**Task goal:**
Find each line with "普通针刺" and copy it.
-- -- --
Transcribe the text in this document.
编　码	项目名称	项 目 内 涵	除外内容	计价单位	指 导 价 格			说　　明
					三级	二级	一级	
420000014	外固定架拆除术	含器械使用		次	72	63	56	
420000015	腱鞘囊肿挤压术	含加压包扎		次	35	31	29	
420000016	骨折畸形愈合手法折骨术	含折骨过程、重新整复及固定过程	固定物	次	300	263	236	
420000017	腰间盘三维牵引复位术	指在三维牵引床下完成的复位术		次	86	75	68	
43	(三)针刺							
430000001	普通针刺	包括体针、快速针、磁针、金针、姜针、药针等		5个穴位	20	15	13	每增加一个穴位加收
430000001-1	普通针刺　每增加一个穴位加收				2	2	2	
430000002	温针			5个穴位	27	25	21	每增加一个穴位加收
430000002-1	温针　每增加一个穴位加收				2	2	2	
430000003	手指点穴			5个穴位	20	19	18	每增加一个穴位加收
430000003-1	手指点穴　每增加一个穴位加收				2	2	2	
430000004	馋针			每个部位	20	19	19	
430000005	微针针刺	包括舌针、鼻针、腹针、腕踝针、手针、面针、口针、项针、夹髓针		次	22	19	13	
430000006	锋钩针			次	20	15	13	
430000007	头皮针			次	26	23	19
-- -- --
**Solution to this task:**
430000001	普通针刺	包括体针、快速针、磁针、金针、姜针、药针等		5个穴位	20	15	13	每增加一个穴位加收
430000001-1	普通针刺　每增加一个穴位加收				2	2	2	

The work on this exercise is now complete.